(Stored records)
• • • •
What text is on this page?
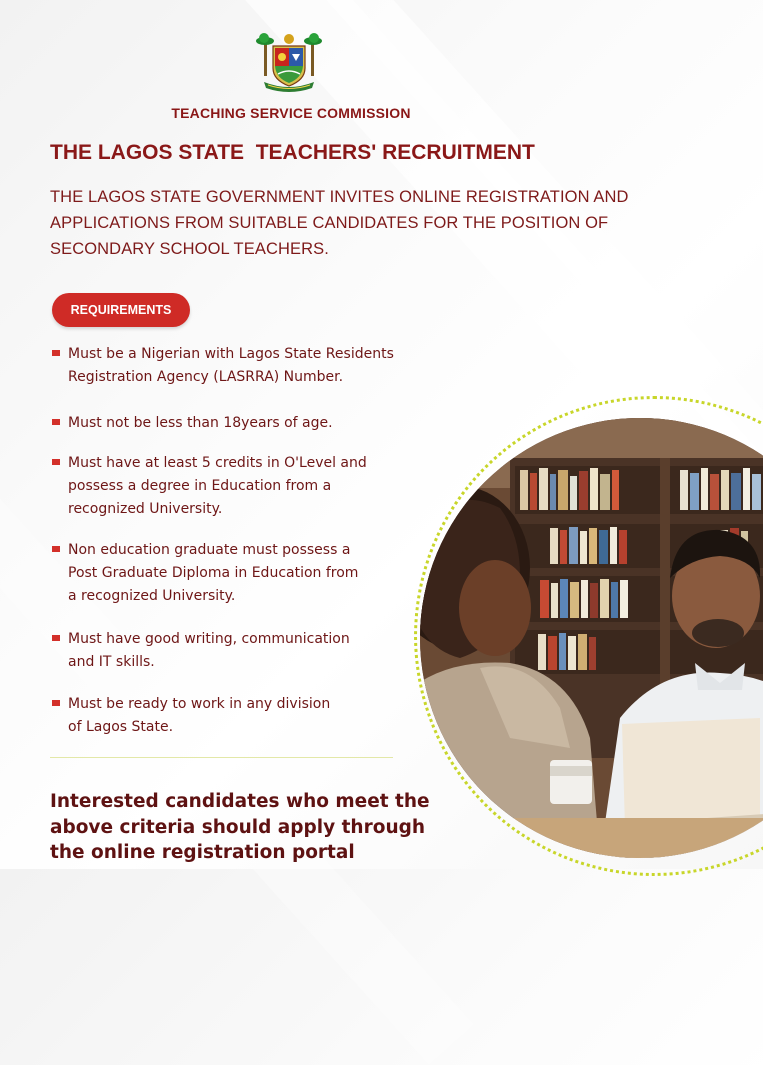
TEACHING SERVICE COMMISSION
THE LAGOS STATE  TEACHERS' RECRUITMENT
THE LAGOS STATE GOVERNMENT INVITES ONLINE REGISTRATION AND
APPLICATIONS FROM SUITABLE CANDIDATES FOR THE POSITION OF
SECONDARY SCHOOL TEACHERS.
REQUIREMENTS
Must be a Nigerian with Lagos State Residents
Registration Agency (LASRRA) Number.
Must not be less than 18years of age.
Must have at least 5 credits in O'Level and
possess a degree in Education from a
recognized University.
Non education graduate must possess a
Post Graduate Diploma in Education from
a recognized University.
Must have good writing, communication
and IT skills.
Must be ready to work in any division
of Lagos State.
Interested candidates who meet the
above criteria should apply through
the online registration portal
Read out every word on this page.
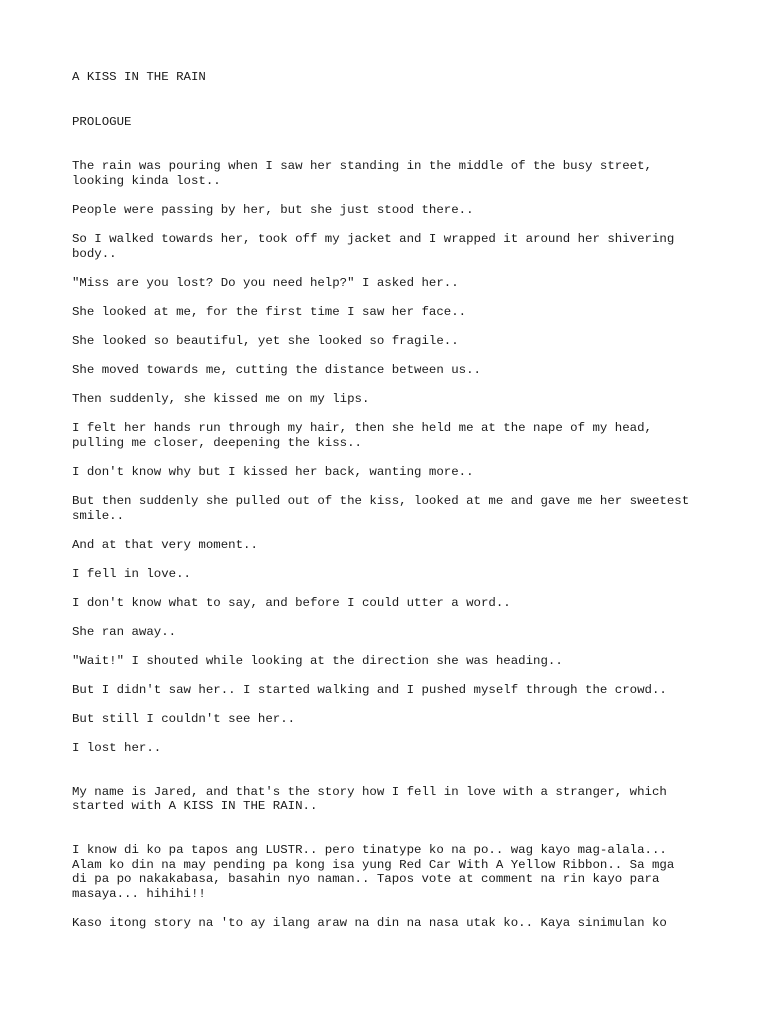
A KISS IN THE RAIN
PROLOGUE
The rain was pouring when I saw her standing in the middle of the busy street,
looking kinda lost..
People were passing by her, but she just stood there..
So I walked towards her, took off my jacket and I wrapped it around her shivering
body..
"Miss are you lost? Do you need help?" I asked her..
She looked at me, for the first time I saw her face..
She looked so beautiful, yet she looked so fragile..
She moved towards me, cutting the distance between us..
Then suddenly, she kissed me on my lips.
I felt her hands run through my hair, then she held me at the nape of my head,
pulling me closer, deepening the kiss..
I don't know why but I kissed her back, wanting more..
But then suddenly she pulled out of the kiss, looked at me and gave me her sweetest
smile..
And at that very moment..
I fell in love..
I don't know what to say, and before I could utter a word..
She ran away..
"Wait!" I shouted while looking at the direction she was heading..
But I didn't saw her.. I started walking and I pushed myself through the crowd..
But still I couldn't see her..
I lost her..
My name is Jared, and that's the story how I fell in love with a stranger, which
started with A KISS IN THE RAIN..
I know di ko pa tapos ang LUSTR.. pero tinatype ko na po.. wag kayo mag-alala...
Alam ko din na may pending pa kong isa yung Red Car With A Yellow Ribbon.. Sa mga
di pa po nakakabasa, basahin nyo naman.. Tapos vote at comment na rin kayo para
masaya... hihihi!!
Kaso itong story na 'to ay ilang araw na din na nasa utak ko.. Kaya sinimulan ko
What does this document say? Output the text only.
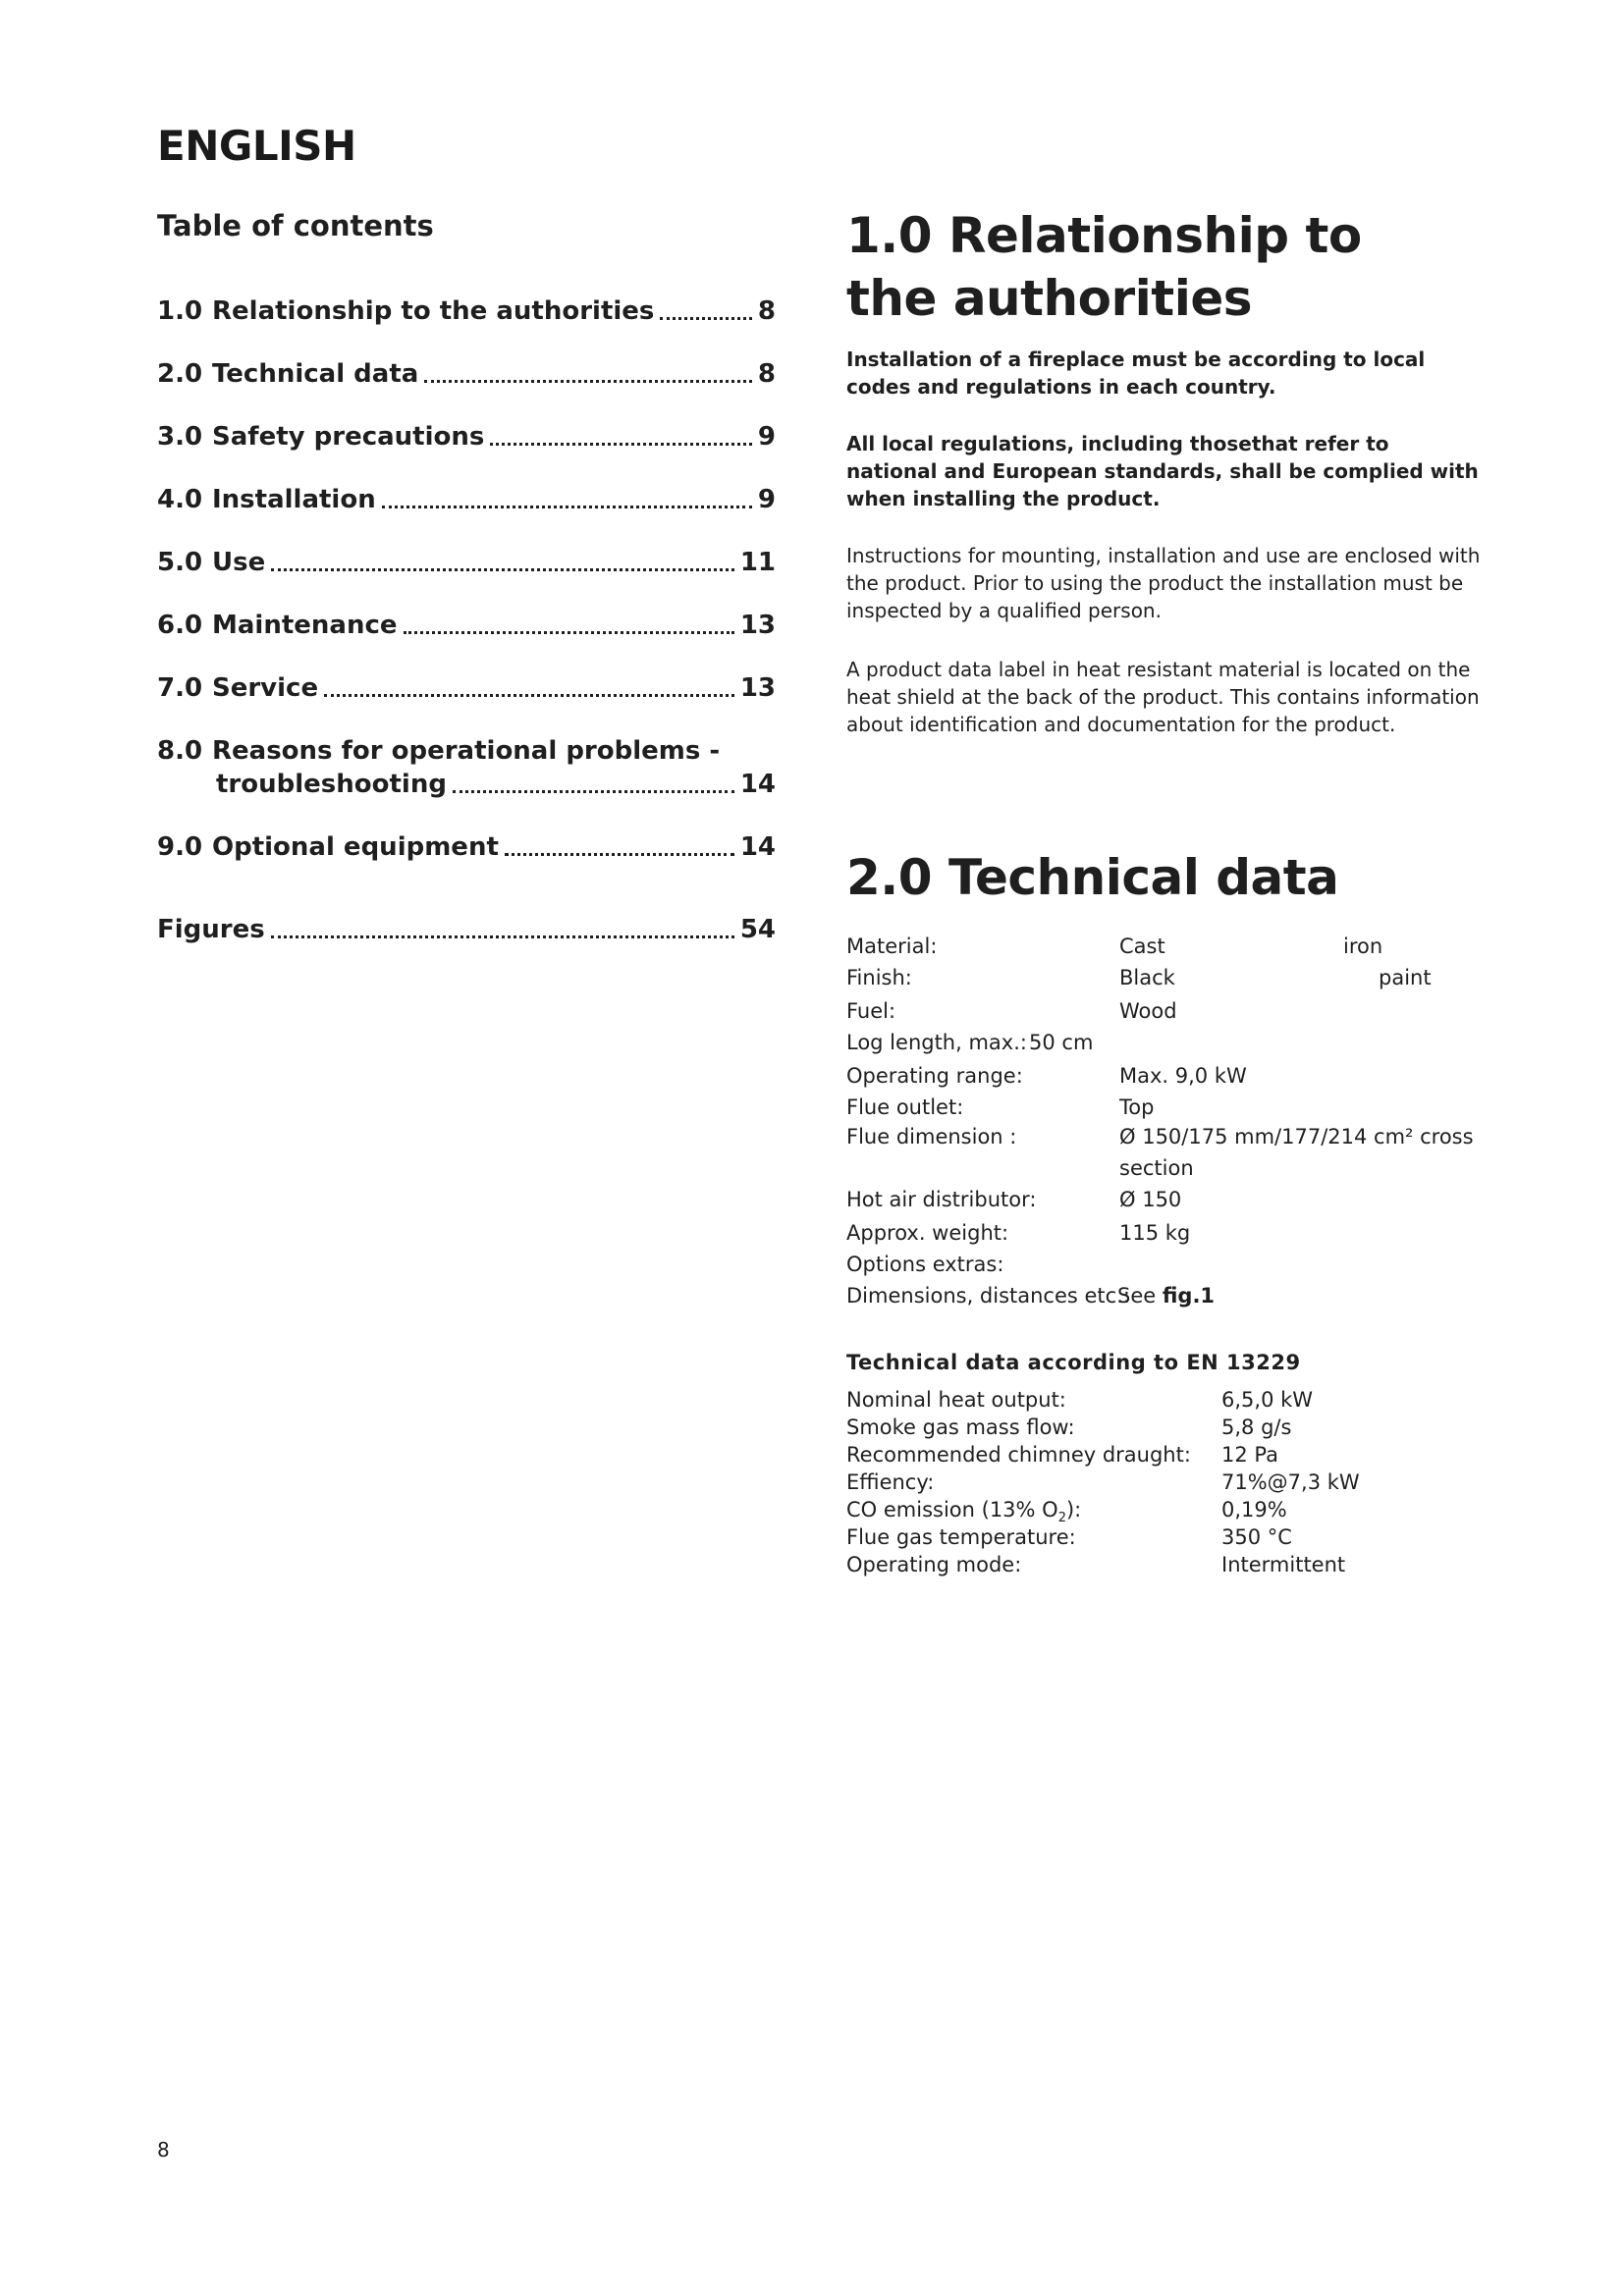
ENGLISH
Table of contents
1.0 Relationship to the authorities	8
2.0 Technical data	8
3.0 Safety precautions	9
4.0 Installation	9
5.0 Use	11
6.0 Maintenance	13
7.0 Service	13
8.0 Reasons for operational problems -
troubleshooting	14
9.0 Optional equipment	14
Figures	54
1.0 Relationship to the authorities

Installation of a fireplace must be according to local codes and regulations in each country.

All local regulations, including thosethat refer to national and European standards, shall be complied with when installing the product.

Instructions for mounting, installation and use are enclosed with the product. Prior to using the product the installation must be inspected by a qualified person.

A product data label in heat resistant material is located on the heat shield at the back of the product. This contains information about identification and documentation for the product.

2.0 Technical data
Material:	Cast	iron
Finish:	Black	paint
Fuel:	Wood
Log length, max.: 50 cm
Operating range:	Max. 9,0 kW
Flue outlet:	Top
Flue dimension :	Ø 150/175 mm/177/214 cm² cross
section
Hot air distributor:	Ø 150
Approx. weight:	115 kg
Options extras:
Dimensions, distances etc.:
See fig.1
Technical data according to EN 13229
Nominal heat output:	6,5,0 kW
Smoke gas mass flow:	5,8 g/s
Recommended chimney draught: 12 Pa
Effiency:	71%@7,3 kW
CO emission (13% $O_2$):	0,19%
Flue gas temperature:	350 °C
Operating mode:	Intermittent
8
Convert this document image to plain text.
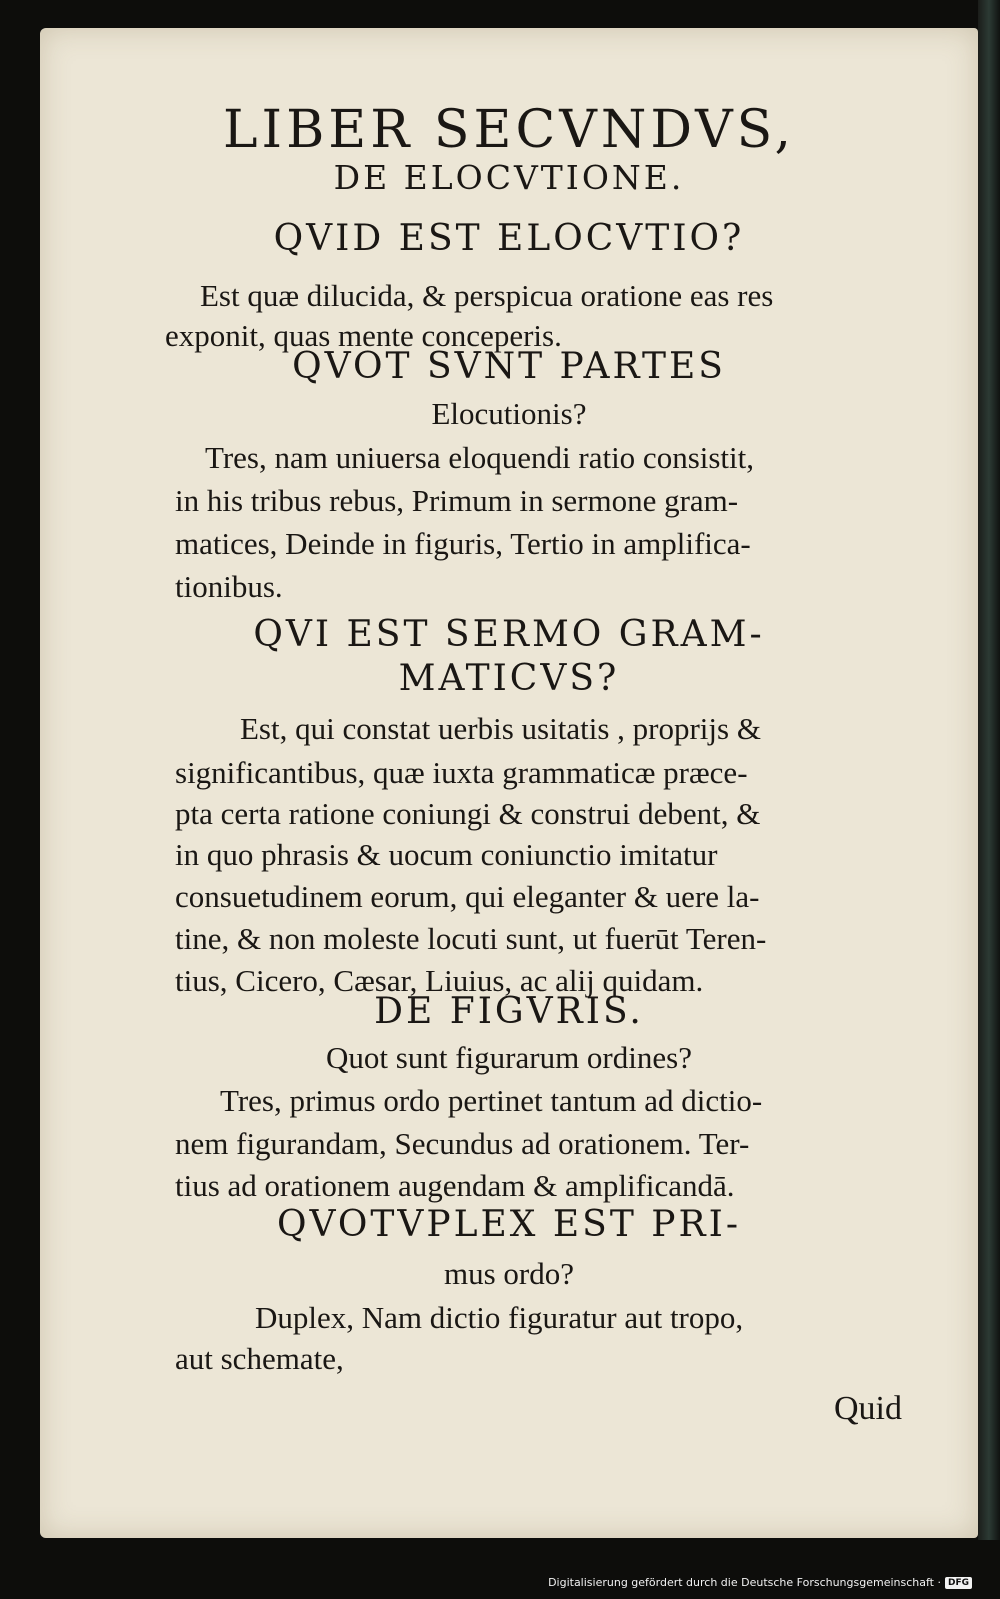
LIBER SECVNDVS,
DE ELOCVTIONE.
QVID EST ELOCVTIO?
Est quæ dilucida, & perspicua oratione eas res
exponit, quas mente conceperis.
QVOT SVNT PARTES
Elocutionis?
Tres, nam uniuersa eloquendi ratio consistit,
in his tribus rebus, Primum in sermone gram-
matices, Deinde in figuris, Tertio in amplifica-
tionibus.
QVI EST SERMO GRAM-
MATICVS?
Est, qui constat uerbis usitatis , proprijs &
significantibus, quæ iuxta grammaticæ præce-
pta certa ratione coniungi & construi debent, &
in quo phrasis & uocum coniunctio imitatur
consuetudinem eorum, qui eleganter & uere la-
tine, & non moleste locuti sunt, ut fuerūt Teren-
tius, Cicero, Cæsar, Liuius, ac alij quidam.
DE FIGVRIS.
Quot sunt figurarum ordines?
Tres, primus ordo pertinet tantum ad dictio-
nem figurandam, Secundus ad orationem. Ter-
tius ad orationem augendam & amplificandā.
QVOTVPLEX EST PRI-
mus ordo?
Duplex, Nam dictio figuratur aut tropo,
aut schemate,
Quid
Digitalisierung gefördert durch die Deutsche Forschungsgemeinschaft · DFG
• • • •
• _Goal of the exercise_
Reproduce every entry word for word, but skip any pictures.

• _Output for this exercise_
What text is on this page?
TEACHING SERVICE COMMISSION
THE LAGOS STATE  TEACHERS' RECRUITMENT
THE LAGOS STATE GOVERNMENT INVITES ONLINE REGISTRATION AND
APPLICATIONS FROM SUITABLE CANDIDATES FOR THE POSITION OF
SECONDARY SCHOOL TEACHERS.
REQUIREMENTS
Must be a Nigerian with Lagos State Residents
Registration Agency (LASRRA) Number.
Must not be less than 18years of age.
Must have at least 5 credits in O'Level and
possess a degree in Education from a
recognized University.
Non education graduate must possess a
Post Graduate Diploma in Education from
a recognized University.
Must have good writing, communication
and IT skills.
Must be ready to work in any division
of Lagos State.
Interested candidates who meet the
above criteria should apply through
the online registration portal
Read out every word on this page.
A KISS IN THE RAIN
PROLOGUE
The rain was pouring when I saw her standing in the middle of the busy street,
looking kinda lost..
People were passing by her, but she just stood there..
So I walked towards her, took off my jacket and I wrapped it around her shivering
body..
"Miss are you lost? Do you need help?" I asked her..
She looked at me, for the first time I saw her face..
She looked so beautiful, yet she looked so fragile..
She moved towards me, cutting the distance between us..
Then suddenly, she kissed me on my lips.
I felt her hands run through my hair, then she held me at the nape of my head,
pulling me closer, deepening the kiss..
I don't know why but I kissed her back, wanting more..
But then suddenly she pulled out of the kiss, looked at me and gave me her sweetest
smile..
And at that very moment..
I fell in love..
I don't know what to say, and before I could utter a word..
She ran away..
"Wait!" I shouted while looking at the direction she was heading..
But I didn't saw her.. I started walking and I pushed myself through the crowd..
But still I couldn't see her..
I lost her..
My name is Jared, and that's the story how I fell in love with a stranger, which
started with A KISS IN THE RAIN..
I know di ko pa tapos ang LUSTR.. pero tinatype ko na po.. wag kayo mag-alala...
Alam ko din na may pending pa kong isa yung Red Car With A Yellow Ribbon.. Sa mga
di pa po nakakabasa, basahin nyo naman.. Tapos vote at comment na rin kayo para
masaya... hihihi!!
Kaso itong story na 'to ay ilang araw na din na nasa utak ko.. Kaya sinimulan ko
What does this document say? Output the text only.
ENGLISH
Table of contents
1.0 Relationship to the authorities	8
2.0 Technical data	8
3.0 Safety precautions	9
4.0 Installation	9
5.0 Use	11
6.0 Maintenance	13
7.0 Service	13
8.0 Reasons for operational problems -
troubleshooting	14
9.0 Optional equipment	14
Figures	54
1.0 Relationship to the authorities

Installation of a fireplace must be according to local codes and regulations in each country.

All local regulations, including thosethat refer to national and European standards, shall be complied with when installing the product.

Instructions for mounting, installation and use are enclosed with the product. Prior to using the product the installation must be inspected by a qualified person.

A product data label in heat resistant material is located on the heat shield at the back of the product. This contains information about identification and documentation for the product.

2.0 Technical data
Material:	Cast	iron
Finish:	Black	paint
Fuel:	Wood
Log length, max.: 50 cm
Operating range:	Max. 9,0 kW
Flue outlet:	Top
Flue dimension :	Ø 150/175 mm/177/214 cm² cross
section
Hot air distributor:	Ø 150
Approx. weight:	115 kg
Options extras:
Dimensions, distances etc.:
See fig.1
Technical data according to EN 13229
Nominal heat output:	6,5,0 kW
Smoke gas mass flow:	5,8 g/s
Recommended chimney draught: 12 Pa
Effiency:	71%@7,3 kW
CO emission (13% $O_2$):	0,19%
Flue gas temperature:	350 °C
Operating mode:	Intermittent
8
Convert this document image to plain text.
LIBER SECVNDVS,
DE ELOCVTIONE.
QVID EST ELOCVTIO?
Est quæ dilucida, & perspicua oratione eas res
exponit, quas mente conceperis.
QVOT SVNT PARTES
Elocutionis?
Tres, nam uniuersa eloquendi ratio consistit,
in his tribus rebus, Primum in sermone gram-
matices, Deinde in figuris, Tertio in amplifica-
tionibus.
QVI EST SERMO GRAM-
MATICVS?
Est, qui constat uerbis usitatis , proprijs &
significantibus, quæ iuxta grammaticæ præce-
pta certa ratione coniungi & construi debent, &
in quo phrasis & uocum coniunctio imitatur
consuetudinem eorum, qui eleganter & uere la-
tine, & non moleste locuti sunt, ut fuerūt Teren-
tius, Cicero, Cæsar, Liuius, ac alij quidam.
DE FIGVRIS.
Quot sunt figurarum ordines?
Tres, primus ordo pertinet tantum ad dictio-
nem figurandam, Secundus ad orationem. Ter-
tius ad orationem augendam & amplificandā.
QVOTVPLEX EST PRI-
mus ordo?
Duplex, Nam dictio figuratur aut tropo,
aut schemate,
Quid
Digitalisierung gefördert durch die Deutsche Forschungsgemeinschaft · DFG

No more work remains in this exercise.